*Task to carry out*:
Extract every line where the string "Korxona" appears.

*Input material*:
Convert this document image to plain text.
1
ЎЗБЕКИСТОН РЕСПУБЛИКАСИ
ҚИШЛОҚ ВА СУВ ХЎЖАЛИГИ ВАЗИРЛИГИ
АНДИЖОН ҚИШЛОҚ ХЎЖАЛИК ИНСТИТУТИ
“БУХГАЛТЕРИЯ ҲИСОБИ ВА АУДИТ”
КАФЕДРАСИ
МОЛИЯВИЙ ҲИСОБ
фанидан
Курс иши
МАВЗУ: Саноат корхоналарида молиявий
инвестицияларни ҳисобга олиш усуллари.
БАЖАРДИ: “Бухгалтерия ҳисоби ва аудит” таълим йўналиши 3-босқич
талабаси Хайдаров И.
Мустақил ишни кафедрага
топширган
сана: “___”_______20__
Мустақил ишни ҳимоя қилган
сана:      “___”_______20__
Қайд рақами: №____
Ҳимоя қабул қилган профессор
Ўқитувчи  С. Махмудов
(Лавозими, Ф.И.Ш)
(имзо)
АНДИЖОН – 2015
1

* * *

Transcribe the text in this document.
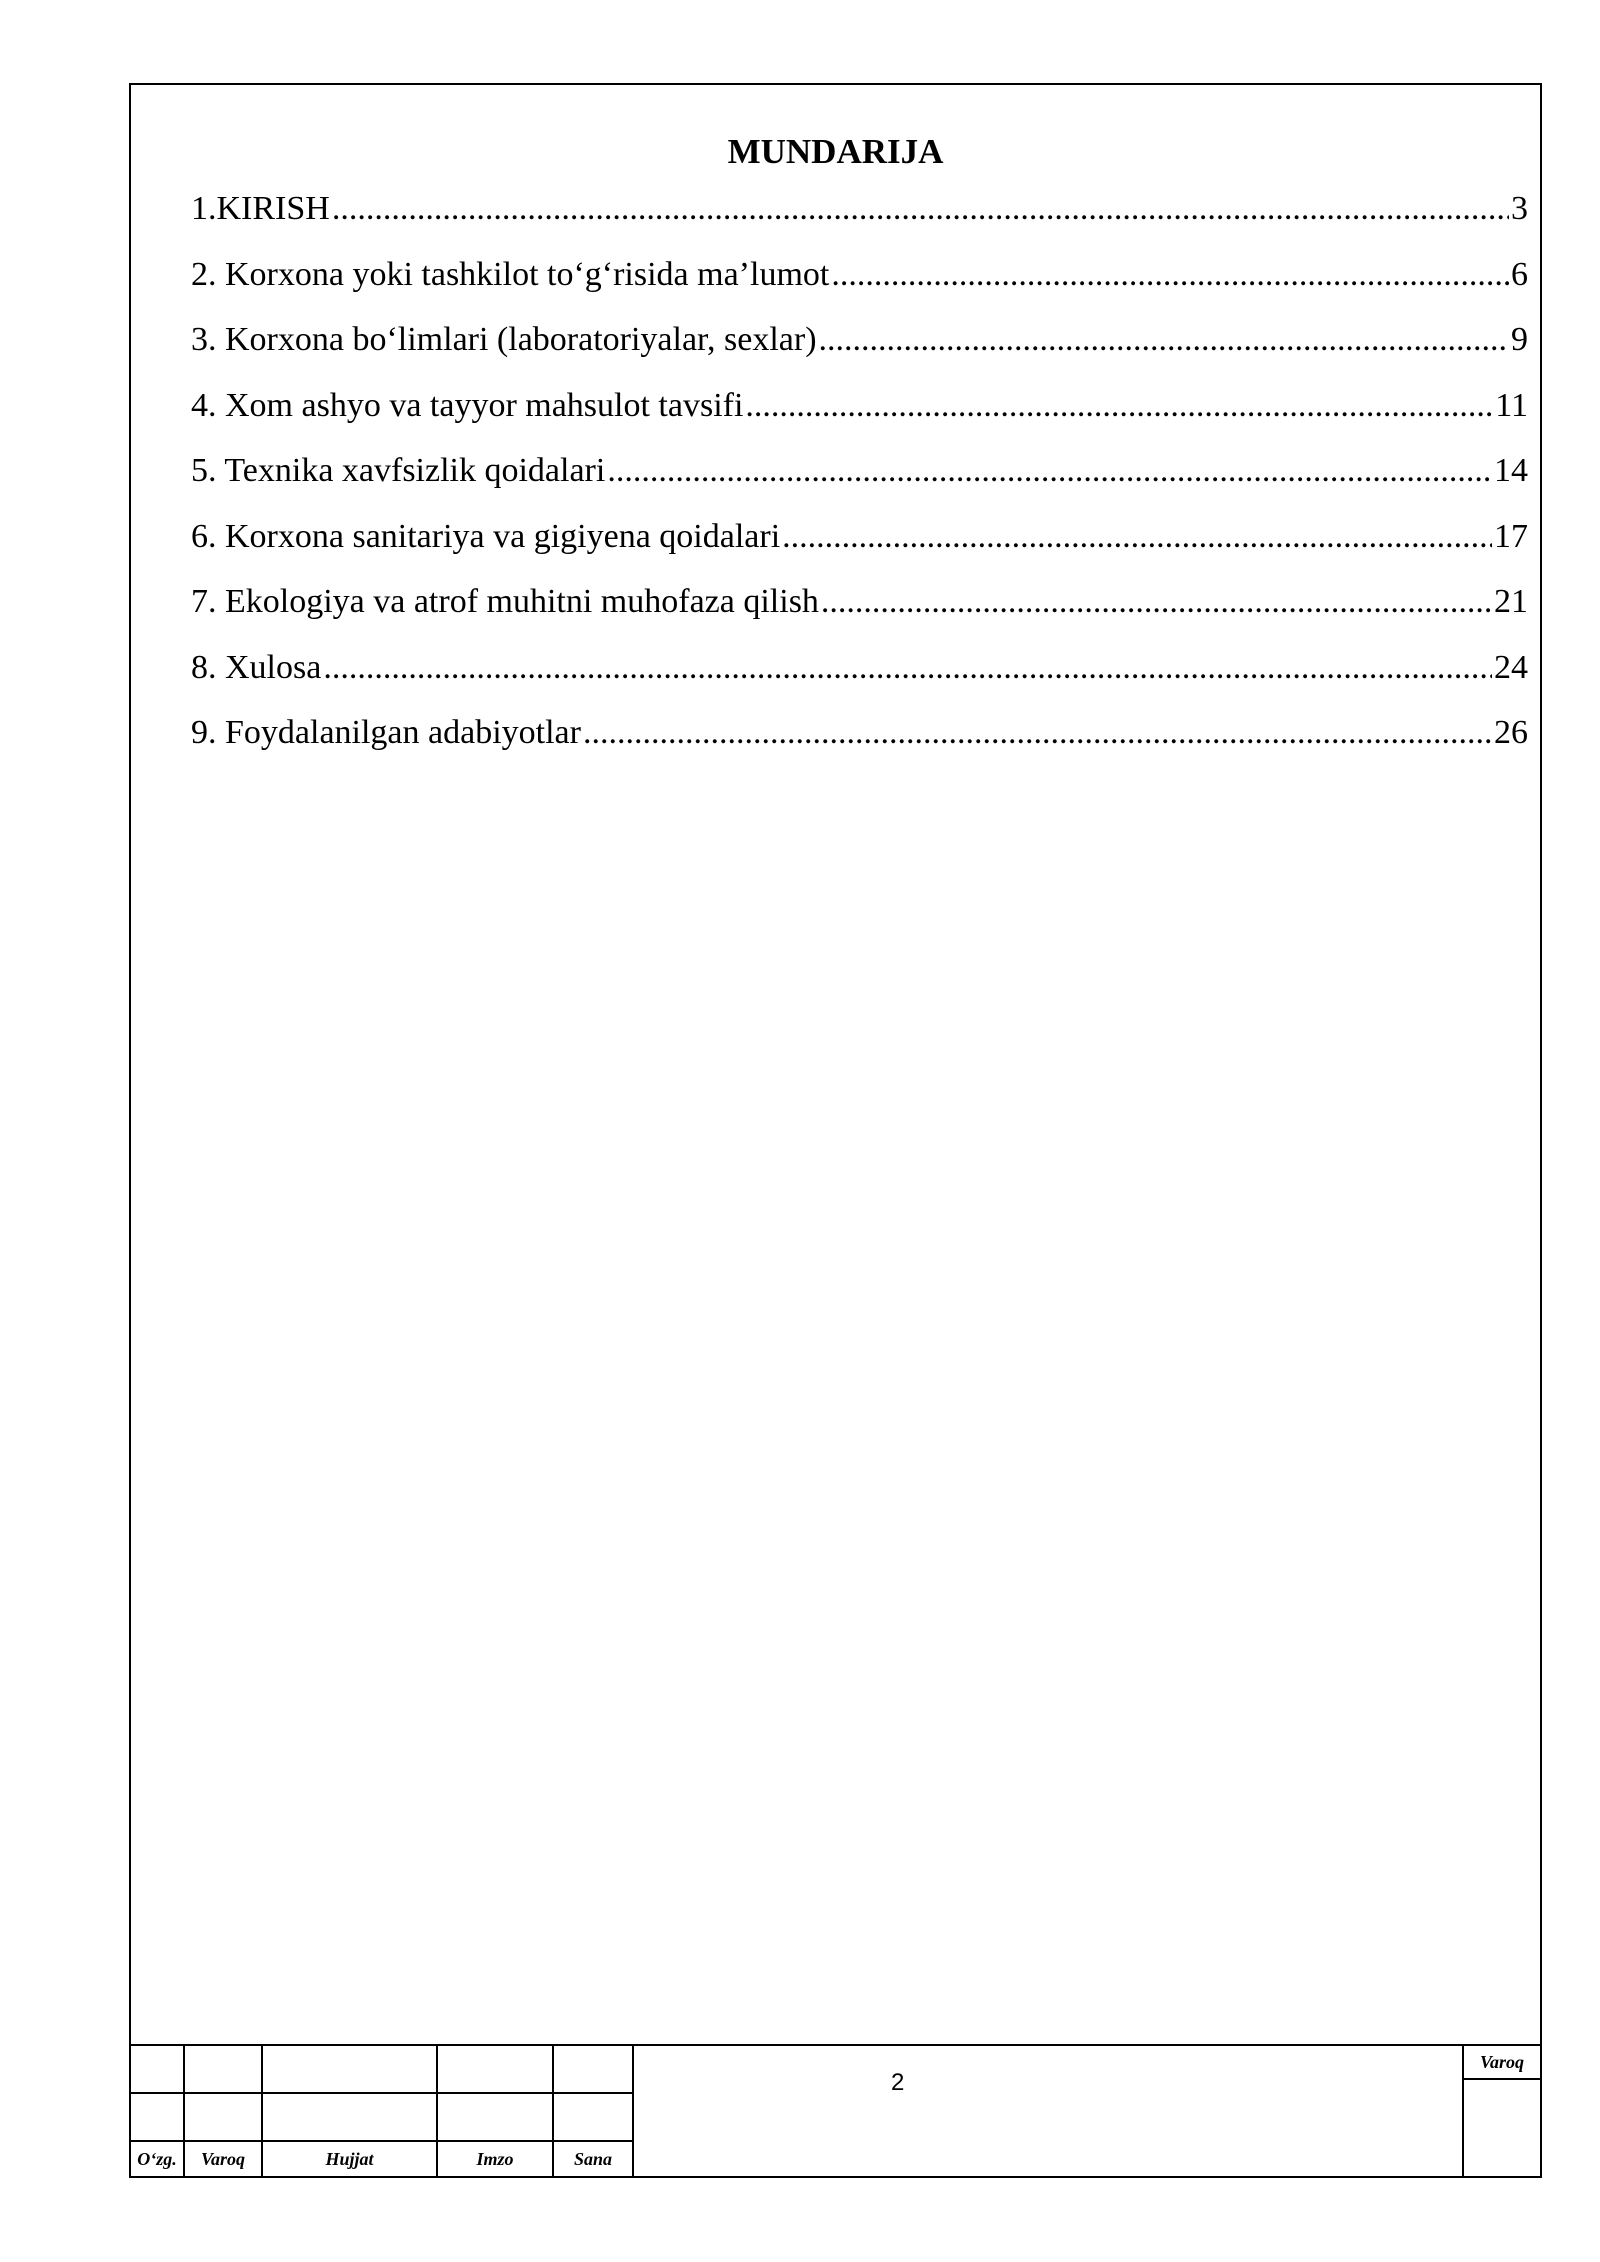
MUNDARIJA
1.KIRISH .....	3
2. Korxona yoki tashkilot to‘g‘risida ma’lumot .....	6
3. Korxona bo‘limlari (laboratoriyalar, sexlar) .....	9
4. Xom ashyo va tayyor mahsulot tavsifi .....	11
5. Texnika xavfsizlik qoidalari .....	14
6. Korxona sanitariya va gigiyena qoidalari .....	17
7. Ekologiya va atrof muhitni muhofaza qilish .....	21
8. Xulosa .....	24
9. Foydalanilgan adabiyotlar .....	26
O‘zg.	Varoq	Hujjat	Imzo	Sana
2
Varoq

*Complete answer*:
2. Korxona yoki tashkilot to‘g‘risida ma’lumot .....	6
3. Korxona bo‘limlari (laboratoriyalar, sexlar) .....	9
6. Korxona sanitariya va gigiyena qoidalari .....	17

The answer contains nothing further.